> [TEXT]:

Silent Run by Barbara Freethy: Well thought out romantic suspense. I like that the H & H have issues they need to resolve along the way. Freethy is also a new-to-me author and one I'm glad I found. I'm looking forward to reading the next book Silent Fall. My grade: B.

Private Pleasures by JoAnn Ross: I picked this one up by chance from the library as the storyline looked good. Holy crap! This book rocked my socks off! If you like older Sandra Brown books, you're going to LOVE this book. It isn't a suspense, but rather a contemporary, one that spans about 15-20 years, but dude, it's awesome. My Grade: A+. It's a keeper for me. It'll go right next to Sandra Brown's Mirror Image. (NOTE: I'm not sure if this part of a trilogy or connecting stories or not, but I will be looking Ms. Ross's earlier books for sure!)

Drive-by reviews, monthly recap

Absolutely no gumption for full-length reviews of late. And it is NOT for lack of fabulous reads. Just busy.

In March and April, I managed to read a handful of titles that were aging on my TBR list. I think A Hunger Like No Other by Kresley Cole lingered on my TBR list for two years. Another multi-year entry was Allison Brennan’s The Prey. Lisa Kleypas’ Mine Till Midnight languished for a year and a half and both Mine To Possess by Nalini Singh and Ice Storm by Anne Stuart came close to lapping this year’s follow-up releases.

The not-so-old releases included Virgin River by Robyn Carr—a book I saw on more than one best-of-2007 list—and Blue-eyed Devil by Lisa Kleypas. Still, I am as far from the bleeding edge as I’ve ever been. LOL

A Hunger Like No Other by Kresley Cole – Wow. Just wow. There is an intensity in paranormal romance—in both characterization and circumstance—that I rarely find elsewhere. I can think of a few historicals that wield the same grip—Lord of Scoundrels, Dreaming of You, The Spymaster's Lady. Contemporary romance? Maybe one of Linda Howard’s darker books, like All The Queen’s Men, or an early Robb installment, back when Roarke’s need for Eve overpowered all else. In all of these titles, I found deeply compelling characters, men and women barely holding on to conscious choice in the face of overwhelming desire and need. Paranormals offer a wider selection of such characters obviously, because that formula picks fate over choice every chance it gets. But man, when an author gets it right, wow. Cole’s Lachlain is more a force than a being. Heroine aside, everyone else (particularly the reader) travels along in his wake. He definitely fell in the more-man-than-I-could-handle bin, but I enjoyed his magnetism nonetheless. Although not as intense, Emmaline was compelling in her own right. Cole did a fabulous job of balancing these two--giving us Lachlain’s pain right upfront while holding Emmaline’s story back. I couldn’t stop turning the pages. Compelling, compelling, compelling. No other word fits like this one does. Loved it. Just finished No Rest For The Wicked and loved it just as much.

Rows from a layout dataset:

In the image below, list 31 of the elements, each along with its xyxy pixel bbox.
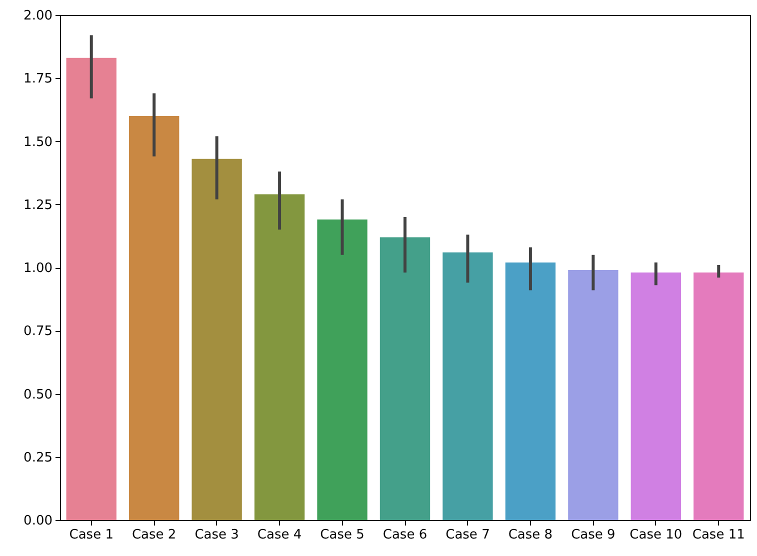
x-tick-label: Case 2 [132, 528, 176, 542]
bar [442, 252, 493, 520]
x-tick-label: Case 4 [257, 528, 302, 542]
y-tick-label: 1.25 [24, 198, 52, 213]
y-tick-label: 0.75 [24, 324, 52, 340]
bar [505, 262, 556, 520]
x-tick-label: Case 6 [382, 528, 428, 542]
y-tick-label: 0.00 [24, 514, 52, 528]
x-tick-label: Case 8 [508, 528, 553, 542]
y-tick-label: 1.50 [24, 134, 52, 150]
x-tick-label: Case 9 [571, 528, 616, 542]
bar [254, 194, 305, 520]
bar [380, 237, 430, 520]
bar [694, 272, 744, 520]
x-tick-label: Case 5 [320, 528, 364, 542]
x-tick-label: Case 1 [69, 528, 114, 542]
x-tick-label: Case 3 [194, 528, 239, 542]
bar [192, 158, 242, 520]
y-tick-label: 2.00 [24, 8, 52, 24]
y-tick-label: 0.25 [24, 450, 52, 466]
x-tick-label: Case 10 [630, 528, 682, 542]
x-tick-label: Case 7 [446, 528, 490, 542]
y-tick-label: 1.75 [24, 72, 52, 87]
bar [66, 58, 116, 520]
x-tick-label: Case 11 [692, 528, 745, 542]
y-tick-label: 0.50 [24, 387, 52, 402]
bar [630, 272, 681, 520]
y-tick-label: 1.00 [24, 261, 52, 276]
bar [317, 220, 368, 520]
bar [129, 116, 180, 520]
bar [568, 270, 618, 520]
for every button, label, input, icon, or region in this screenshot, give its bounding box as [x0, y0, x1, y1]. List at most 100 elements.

> [DIRECTIVES]:
- a) Retype the part of the book reviews that runs from "Silent Run by" to "My grade: B.".
- b) Name each book, with its author, that the book reviews say had been aging on the TBR list before being read in March and April.
The material has no connection to the book reviews.

> [FINAL RESULTS]:
- a)
Silent Run by Barbara Freethy: Well thought out romantic suspense. I like that the H & H have issues they need to resolve along the way. Freethy is also a new-to-me author and one I'm glad I found. I'm looking forward to reading the next book Silent Fall. My grade: B.

- b)
A Hunger Like No Other by Kresley Cole
The Prey by Allison Brennan
Mine Till Midnight by Lisa Kleypas
Mine To Possess by Nalini Singh
Ice Storm by Anne Stuart